** start **

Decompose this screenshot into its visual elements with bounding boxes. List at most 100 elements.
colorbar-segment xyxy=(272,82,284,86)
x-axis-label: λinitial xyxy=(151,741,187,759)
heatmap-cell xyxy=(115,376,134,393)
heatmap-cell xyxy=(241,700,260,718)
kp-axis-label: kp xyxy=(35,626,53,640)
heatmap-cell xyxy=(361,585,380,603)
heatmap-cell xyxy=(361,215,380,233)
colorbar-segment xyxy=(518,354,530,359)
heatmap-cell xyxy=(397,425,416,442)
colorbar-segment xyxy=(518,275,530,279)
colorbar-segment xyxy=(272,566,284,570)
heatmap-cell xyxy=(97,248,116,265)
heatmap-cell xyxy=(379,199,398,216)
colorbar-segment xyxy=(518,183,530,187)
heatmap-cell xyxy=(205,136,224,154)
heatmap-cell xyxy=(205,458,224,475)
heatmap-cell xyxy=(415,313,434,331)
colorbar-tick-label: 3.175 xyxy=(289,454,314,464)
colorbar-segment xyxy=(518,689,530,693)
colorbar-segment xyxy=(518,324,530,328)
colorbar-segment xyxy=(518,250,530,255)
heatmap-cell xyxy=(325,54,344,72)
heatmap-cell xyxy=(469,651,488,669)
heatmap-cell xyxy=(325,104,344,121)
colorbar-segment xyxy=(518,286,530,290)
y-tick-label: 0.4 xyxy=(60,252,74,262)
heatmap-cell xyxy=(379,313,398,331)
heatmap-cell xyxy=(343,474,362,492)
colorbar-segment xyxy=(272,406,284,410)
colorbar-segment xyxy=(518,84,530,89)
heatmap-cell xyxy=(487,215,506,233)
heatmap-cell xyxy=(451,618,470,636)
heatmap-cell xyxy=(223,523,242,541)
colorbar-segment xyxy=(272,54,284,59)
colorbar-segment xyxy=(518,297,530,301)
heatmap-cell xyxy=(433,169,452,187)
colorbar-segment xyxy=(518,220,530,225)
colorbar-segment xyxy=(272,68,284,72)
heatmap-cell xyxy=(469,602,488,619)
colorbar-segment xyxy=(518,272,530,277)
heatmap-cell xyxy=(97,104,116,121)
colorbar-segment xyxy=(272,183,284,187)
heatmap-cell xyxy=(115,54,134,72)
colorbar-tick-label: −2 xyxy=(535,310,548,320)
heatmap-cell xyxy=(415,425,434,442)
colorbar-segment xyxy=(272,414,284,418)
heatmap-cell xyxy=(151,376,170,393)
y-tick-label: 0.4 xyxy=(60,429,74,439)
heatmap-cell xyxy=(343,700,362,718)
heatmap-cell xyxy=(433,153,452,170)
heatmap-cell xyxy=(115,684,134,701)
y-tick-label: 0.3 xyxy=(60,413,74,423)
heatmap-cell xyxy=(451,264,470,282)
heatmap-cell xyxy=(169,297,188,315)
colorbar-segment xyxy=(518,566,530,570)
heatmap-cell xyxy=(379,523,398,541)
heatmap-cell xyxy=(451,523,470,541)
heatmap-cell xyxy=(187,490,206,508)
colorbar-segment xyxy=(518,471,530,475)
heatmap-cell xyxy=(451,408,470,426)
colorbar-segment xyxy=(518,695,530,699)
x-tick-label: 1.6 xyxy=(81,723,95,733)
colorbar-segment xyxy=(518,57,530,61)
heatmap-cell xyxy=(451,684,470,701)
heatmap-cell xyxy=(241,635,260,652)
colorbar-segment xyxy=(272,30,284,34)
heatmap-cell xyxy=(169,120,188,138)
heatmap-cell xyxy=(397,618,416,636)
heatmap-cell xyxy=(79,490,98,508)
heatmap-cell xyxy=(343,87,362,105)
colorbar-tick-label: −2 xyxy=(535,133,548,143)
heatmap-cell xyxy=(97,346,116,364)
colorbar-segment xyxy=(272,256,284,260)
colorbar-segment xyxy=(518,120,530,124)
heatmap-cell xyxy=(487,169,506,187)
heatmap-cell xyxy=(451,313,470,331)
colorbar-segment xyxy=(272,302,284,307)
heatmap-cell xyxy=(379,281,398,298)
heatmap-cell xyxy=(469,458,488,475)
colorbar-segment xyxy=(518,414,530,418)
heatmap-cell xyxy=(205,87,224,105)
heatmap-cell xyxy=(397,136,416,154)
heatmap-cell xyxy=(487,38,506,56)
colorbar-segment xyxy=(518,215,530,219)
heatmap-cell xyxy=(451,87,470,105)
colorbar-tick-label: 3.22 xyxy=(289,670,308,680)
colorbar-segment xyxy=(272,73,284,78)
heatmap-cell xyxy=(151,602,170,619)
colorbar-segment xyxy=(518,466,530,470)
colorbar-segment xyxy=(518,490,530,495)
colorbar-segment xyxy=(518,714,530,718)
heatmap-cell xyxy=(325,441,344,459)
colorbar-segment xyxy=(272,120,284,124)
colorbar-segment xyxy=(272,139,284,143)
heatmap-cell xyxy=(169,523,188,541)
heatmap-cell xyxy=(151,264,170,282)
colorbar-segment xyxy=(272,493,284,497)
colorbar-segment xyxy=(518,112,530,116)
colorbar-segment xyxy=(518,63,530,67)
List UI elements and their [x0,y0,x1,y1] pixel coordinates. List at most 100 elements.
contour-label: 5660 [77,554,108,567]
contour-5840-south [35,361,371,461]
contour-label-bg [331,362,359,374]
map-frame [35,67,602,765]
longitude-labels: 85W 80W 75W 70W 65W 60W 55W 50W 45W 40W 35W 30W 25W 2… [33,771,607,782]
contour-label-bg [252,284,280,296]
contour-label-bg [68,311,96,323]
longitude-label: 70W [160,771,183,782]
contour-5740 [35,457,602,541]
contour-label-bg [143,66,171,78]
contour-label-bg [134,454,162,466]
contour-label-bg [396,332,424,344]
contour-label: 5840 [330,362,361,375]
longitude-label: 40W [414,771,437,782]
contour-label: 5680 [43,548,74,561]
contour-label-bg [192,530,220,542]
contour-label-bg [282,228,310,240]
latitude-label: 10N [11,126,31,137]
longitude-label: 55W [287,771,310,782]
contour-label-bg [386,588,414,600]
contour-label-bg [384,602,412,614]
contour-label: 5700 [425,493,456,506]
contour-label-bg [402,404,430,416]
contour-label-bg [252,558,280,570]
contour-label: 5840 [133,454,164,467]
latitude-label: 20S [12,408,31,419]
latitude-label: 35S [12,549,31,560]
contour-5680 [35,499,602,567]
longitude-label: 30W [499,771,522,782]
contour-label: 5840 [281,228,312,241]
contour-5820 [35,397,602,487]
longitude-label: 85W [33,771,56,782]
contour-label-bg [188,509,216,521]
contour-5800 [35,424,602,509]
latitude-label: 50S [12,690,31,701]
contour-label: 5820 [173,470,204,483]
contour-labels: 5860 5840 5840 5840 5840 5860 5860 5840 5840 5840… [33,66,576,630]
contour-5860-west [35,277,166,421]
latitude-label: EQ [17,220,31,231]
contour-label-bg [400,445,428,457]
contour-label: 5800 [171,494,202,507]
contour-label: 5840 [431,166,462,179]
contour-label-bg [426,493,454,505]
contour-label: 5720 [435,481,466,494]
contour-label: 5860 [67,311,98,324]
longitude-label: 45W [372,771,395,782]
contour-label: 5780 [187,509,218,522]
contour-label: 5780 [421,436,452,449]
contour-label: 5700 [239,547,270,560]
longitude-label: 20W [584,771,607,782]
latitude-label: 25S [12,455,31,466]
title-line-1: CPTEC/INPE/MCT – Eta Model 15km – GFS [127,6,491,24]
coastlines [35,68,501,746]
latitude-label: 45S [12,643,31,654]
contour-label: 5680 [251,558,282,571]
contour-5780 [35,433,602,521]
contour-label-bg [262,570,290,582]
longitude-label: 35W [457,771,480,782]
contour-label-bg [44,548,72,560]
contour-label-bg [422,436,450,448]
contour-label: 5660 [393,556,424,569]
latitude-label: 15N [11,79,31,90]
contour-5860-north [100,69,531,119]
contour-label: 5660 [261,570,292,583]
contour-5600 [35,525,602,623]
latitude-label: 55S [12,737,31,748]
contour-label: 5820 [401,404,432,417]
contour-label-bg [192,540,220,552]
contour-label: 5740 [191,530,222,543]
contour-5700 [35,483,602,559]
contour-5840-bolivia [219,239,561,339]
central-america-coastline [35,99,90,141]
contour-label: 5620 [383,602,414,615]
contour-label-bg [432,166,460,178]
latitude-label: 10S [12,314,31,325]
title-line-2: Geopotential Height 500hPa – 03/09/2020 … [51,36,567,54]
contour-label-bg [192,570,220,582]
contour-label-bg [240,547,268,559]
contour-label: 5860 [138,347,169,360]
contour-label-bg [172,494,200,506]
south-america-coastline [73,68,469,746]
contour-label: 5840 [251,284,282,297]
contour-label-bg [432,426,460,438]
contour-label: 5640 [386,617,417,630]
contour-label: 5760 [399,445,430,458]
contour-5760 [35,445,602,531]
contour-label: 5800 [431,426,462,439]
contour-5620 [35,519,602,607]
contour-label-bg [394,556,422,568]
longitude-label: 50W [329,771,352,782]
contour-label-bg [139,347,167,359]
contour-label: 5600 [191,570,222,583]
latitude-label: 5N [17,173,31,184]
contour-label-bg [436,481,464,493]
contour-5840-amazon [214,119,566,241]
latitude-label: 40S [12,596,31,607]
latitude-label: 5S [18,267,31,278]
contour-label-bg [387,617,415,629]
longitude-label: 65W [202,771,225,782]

** end **

* Requirements
Write out the records word for word, from their first line through the line containing "heatmap-cell xyxy=(433,153,452,170)", both included.

* Written solution
Decompose this screenshot into its visual elements with bounding boxes. List at most 100 elements.
colorbar-segment xyxy=(272,82,284,86)
x-axis-label: λinitial xyxy=(151,741,187,759)
heatmap-cell xyxy=(115,376,134,393)
heatmap-cell xyxy=(241,700,260,718)
kp-axis-label: kp xyxy=(35,626,53,640)
heatmap-cell xyxy=(361,585,380,603)
heatmap-cell xyxy=(361,215,380,233)
colorbar-segment xyxy=(518,354,530,359)
heatmap-cell xyxy=(397,425,416,442)
colorbar-segment xyxy=(518,275,530,279)
colorbar-segment xyxy=(272,566,284,570)
heatmap-cell xyxy=(97,248,116,265)
heatmap-cell xyxy=(379,199,398,216)
colorbar-segment xyxy=(518,183,530,187)
heatmap-cell xyxy=(205,136,224,154)
heatmap-cell xyxy=(205,458,224,475)
heatmap-cell xyxy=(415,313,434,331)
colorbar-tick-label: 3.175 xyxy=(289,454,314,464)
colorbar-segment xyxy=(518,689,530,693)
colorbar-segment xyxy=(518,324,530,328)
colorbar-segment xyxy=(518,250,530,255)
heatmap-cell xyxy=(325,54,344,72)
heatmap-cell xyxy=(469,651,488,669)
heatmap-cell xyxy=(325,104,344,121)
colorbar-segment xyxy=(518,286,530,290)
y-tick-label: 0.4 xyxy=(60,252,74,262)
heatmap-cell xyxy=(379,313,398,331)
heatmap-cell xyxy=(343,474,362,492)
colorbar-segment xyxy=(272,406,284,410)
colorbar-segment xyxy=(518,84,530,89)
heatmap-cell xyxy=(487,215,506,233)
heatmap-cell xyxy=(451,618,470,636)
heatmap-cell xyxy=(223,523,242,541)
colorbar-segment xyxy=(272,54,284,59)
colorbar-segment xyxy=(518,297,530,301)
heatmap-cell xyxy=(433,169,452,187)
colorbar-segment xyxy=(518,220,530,225)
colorbar-segment xyxy=(272,68,284,72)
heatmap-cell xyxy=(469,602,488,619)
colorbar-segment xyxy=(518,272,530,277)
heatmap-cell xyxy=(97,104,116,121)
colorbar-segment xyxy=(272,183,284,187)
heatmap-cell xyxy=(115,54,134,72)
colorbar-tick-label: −2 xyxy=(535,310,548,320)
heatmap-cell xyxy=(415,425,434,442)
colorbar-segment xyxy=(272,414,284,418)
heatmap-cell xyxy=(151,376,170,393)
y-tick-label: 0.4 xyxy=(60,429,74,439)
heatmap-cell xyxy=(343,700,362,718)
heatmap-cell xyxy=(433,153,452,170)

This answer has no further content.